[Stored items from a collection]
____________

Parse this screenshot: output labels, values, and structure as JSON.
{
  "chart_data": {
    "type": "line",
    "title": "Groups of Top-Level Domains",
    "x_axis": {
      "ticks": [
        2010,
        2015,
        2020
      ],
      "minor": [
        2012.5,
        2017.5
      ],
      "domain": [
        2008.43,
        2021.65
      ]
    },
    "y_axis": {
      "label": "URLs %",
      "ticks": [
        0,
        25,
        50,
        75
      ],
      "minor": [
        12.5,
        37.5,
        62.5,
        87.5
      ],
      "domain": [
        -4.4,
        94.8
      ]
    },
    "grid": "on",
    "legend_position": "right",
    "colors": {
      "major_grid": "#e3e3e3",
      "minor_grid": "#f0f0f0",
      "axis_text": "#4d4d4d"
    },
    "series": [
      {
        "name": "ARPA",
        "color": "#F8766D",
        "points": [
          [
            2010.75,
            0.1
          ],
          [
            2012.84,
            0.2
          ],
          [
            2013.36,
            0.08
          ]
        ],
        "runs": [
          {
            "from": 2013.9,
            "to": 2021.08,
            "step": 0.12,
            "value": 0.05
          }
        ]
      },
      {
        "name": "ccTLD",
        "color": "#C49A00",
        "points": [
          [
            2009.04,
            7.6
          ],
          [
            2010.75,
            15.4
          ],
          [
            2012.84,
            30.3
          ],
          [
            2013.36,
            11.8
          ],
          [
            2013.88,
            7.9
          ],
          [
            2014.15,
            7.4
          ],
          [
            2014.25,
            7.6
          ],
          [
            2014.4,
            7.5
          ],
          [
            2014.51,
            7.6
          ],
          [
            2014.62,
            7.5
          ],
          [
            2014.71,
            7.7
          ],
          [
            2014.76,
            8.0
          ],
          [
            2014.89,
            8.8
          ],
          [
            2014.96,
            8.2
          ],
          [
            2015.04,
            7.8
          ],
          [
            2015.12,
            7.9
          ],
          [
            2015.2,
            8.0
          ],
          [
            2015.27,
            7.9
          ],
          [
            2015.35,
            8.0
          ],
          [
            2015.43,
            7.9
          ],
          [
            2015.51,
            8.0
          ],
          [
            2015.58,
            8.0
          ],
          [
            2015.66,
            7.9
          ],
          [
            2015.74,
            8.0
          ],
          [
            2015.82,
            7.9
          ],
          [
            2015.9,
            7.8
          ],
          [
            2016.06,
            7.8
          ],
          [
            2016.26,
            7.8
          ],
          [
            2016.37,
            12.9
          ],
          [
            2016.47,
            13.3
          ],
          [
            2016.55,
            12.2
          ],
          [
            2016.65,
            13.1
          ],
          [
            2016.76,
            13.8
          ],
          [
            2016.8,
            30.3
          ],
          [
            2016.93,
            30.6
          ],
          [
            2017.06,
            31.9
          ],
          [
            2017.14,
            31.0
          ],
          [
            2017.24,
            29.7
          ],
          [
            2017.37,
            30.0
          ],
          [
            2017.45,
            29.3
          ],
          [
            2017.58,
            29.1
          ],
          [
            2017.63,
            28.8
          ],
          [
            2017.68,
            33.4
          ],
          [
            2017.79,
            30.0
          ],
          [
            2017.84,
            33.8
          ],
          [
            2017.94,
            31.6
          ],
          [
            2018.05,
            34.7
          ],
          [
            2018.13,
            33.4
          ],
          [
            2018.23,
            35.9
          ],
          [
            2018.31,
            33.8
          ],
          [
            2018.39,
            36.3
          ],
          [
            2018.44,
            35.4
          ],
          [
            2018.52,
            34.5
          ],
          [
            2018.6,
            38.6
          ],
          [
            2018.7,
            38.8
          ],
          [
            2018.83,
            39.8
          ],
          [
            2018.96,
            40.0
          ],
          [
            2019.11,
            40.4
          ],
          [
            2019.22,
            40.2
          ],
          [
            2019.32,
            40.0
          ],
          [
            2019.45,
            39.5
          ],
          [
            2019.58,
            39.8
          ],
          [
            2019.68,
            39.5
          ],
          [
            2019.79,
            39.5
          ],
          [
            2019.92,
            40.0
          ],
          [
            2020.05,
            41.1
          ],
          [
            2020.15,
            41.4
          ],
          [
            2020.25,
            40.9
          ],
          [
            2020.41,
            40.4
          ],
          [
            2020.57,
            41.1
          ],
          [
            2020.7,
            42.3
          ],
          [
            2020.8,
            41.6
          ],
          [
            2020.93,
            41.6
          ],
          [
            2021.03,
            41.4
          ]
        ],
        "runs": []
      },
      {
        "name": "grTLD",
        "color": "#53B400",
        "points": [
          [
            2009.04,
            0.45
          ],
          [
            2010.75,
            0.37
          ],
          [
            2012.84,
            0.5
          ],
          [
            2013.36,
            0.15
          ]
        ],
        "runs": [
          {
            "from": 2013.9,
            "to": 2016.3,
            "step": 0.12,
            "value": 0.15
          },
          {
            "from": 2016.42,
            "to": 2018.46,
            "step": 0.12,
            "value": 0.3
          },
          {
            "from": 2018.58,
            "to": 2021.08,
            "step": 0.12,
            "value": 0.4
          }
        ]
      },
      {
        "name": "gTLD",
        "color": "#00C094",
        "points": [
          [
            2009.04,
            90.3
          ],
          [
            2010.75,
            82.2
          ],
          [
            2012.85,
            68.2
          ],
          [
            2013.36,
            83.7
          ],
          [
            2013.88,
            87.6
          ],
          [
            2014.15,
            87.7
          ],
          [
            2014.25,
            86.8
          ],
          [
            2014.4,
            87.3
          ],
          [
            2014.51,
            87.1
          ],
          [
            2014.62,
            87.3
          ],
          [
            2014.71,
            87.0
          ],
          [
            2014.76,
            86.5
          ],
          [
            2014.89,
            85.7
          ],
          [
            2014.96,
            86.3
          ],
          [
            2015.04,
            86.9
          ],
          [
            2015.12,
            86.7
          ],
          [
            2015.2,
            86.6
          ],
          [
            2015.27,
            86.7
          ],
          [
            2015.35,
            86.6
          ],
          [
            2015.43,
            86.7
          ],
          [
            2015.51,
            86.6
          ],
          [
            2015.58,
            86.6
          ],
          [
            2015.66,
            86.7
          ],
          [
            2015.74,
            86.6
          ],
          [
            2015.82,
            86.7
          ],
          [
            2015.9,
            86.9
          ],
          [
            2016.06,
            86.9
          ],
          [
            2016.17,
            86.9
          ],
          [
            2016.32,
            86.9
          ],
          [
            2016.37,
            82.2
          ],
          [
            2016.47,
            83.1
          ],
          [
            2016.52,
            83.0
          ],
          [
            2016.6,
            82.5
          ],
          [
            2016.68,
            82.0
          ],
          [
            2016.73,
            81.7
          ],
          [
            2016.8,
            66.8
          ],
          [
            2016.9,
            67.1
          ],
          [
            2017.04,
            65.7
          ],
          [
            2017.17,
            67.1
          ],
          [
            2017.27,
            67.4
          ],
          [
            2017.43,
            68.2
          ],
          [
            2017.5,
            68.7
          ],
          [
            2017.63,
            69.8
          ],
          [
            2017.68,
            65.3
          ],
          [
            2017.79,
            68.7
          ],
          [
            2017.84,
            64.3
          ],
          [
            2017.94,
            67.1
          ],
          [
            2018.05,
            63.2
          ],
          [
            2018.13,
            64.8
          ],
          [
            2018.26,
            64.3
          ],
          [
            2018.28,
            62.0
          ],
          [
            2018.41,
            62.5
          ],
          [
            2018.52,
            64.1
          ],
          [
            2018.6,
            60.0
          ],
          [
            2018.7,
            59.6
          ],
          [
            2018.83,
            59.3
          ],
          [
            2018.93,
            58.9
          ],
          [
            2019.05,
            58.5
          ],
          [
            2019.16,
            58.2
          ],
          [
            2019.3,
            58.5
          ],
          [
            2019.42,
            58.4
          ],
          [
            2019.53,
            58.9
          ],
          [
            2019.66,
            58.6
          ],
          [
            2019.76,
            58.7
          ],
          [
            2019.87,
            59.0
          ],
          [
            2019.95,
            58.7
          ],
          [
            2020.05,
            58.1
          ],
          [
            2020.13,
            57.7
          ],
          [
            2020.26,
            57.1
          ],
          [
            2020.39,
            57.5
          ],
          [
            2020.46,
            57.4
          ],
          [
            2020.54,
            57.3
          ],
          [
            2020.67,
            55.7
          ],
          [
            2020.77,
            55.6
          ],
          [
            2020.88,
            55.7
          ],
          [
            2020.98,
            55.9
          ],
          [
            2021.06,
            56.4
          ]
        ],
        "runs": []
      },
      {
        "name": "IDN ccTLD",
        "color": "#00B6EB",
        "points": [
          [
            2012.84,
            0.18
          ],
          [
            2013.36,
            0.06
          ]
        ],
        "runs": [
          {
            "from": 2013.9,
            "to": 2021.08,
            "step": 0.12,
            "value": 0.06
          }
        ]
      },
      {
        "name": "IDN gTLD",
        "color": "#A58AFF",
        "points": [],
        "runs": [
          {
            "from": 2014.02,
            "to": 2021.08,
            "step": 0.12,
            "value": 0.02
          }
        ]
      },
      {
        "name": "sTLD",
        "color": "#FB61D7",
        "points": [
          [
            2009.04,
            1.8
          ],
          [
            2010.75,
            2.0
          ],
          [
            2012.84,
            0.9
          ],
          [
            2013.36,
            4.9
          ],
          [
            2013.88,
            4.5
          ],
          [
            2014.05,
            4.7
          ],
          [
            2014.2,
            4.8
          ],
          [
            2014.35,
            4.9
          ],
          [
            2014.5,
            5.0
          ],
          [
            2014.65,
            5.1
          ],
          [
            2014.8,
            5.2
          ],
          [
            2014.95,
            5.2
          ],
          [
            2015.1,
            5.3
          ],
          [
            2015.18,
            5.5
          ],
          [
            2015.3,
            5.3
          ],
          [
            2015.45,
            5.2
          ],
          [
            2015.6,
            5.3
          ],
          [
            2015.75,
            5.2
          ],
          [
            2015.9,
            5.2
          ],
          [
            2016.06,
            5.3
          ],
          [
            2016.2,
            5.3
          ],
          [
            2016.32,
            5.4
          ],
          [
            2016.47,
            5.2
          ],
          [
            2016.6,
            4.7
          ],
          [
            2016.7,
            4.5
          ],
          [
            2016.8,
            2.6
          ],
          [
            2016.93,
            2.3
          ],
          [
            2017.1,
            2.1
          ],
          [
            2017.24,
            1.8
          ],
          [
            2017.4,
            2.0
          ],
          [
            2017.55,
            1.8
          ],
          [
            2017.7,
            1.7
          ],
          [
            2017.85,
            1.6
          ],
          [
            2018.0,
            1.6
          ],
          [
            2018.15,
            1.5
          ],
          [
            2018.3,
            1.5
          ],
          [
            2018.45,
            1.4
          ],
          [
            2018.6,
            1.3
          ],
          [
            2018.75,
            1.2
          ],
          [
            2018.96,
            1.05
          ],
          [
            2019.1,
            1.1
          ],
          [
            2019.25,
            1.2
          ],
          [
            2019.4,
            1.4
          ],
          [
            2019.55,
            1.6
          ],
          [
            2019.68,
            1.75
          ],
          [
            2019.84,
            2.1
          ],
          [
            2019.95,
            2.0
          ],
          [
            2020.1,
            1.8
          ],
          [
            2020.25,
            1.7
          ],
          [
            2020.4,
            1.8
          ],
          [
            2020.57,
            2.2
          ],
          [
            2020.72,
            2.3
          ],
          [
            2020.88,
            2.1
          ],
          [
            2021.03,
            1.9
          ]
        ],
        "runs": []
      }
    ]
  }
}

____________

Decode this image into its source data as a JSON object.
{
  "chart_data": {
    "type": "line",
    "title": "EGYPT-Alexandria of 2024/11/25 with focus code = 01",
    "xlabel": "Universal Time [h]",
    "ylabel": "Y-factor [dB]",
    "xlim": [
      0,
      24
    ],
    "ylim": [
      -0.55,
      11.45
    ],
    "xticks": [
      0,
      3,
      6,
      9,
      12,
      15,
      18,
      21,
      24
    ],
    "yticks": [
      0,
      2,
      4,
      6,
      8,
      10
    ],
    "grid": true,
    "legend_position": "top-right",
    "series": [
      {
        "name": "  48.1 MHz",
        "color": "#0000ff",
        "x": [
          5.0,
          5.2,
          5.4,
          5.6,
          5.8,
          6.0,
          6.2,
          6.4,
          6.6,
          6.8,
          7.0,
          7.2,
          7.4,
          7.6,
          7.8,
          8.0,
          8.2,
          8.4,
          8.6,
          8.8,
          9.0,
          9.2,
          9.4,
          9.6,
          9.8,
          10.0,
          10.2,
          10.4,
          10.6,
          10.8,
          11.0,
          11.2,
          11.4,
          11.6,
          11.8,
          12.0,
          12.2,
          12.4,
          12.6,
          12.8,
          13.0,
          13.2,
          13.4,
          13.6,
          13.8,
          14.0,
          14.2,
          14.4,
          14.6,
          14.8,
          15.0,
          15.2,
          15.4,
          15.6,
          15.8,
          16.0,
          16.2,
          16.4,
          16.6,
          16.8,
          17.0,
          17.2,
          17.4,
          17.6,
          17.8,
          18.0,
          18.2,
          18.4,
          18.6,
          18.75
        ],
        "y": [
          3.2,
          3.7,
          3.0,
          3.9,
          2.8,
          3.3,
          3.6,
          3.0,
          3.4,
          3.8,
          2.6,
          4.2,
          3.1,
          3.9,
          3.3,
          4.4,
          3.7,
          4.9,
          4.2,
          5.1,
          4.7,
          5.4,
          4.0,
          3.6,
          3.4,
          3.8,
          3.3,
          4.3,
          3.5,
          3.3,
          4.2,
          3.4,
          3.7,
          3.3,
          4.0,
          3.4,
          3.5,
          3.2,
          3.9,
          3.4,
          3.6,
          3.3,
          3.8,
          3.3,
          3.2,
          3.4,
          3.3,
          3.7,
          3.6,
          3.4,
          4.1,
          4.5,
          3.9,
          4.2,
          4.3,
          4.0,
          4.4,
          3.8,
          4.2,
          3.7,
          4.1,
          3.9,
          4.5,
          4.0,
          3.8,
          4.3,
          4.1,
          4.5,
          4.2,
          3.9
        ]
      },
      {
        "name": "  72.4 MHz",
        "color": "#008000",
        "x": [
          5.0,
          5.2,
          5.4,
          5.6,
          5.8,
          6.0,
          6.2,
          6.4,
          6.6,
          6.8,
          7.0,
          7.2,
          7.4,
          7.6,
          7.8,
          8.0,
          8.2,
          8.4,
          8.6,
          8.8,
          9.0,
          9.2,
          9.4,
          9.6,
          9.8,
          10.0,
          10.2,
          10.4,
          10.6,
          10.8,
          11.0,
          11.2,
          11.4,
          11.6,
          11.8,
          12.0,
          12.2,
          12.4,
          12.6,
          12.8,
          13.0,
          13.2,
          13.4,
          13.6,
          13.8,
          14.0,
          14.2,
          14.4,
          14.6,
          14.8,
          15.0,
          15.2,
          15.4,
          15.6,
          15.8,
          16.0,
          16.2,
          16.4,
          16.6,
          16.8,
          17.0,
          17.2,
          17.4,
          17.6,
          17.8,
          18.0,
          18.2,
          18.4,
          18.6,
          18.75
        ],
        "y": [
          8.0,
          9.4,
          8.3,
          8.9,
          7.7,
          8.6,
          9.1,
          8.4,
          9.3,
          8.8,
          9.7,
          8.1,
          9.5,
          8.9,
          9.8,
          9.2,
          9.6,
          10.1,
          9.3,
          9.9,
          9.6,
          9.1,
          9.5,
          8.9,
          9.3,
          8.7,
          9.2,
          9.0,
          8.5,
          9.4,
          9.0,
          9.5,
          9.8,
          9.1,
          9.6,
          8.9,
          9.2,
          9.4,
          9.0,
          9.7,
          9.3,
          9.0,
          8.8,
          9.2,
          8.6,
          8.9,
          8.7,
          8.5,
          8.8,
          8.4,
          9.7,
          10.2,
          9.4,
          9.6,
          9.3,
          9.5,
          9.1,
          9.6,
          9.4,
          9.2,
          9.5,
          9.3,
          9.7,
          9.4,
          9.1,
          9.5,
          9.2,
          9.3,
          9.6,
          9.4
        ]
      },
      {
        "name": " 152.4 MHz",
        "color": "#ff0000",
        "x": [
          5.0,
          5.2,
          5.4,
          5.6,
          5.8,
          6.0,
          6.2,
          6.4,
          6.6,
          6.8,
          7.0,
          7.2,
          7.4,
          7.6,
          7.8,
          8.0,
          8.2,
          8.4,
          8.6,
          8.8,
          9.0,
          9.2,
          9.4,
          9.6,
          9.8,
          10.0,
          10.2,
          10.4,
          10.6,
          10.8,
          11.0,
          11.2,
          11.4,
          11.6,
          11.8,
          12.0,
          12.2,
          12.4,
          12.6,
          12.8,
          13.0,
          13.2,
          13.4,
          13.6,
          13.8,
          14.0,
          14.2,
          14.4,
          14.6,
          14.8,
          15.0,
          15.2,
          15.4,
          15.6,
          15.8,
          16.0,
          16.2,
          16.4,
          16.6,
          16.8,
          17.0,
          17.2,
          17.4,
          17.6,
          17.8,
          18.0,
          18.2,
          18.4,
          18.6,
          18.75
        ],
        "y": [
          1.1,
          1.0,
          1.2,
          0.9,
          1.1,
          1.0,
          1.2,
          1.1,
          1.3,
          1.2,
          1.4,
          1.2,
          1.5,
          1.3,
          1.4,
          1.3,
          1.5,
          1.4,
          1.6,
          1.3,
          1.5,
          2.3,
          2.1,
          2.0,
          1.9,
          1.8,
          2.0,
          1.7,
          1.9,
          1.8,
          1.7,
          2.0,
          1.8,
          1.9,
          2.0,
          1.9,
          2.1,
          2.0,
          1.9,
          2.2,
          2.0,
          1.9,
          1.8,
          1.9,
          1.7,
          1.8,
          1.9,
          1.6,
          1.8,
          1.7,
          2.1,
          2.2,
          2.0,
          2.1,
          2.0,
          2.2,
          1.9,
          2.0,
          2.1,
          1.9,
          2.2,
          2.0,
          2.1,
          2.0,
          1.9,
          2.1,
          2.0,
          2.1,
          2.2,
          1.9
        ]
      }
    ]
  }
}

____________

▶ To be done
Look for the word "title" in every line of the listing and copy the lines that have it.

▶ Answer to this exercise
    "title": "Groups of Top-Level Domains",
    "title": "EGYPT-Alexandria of 2024/11/25 with focus code = 01",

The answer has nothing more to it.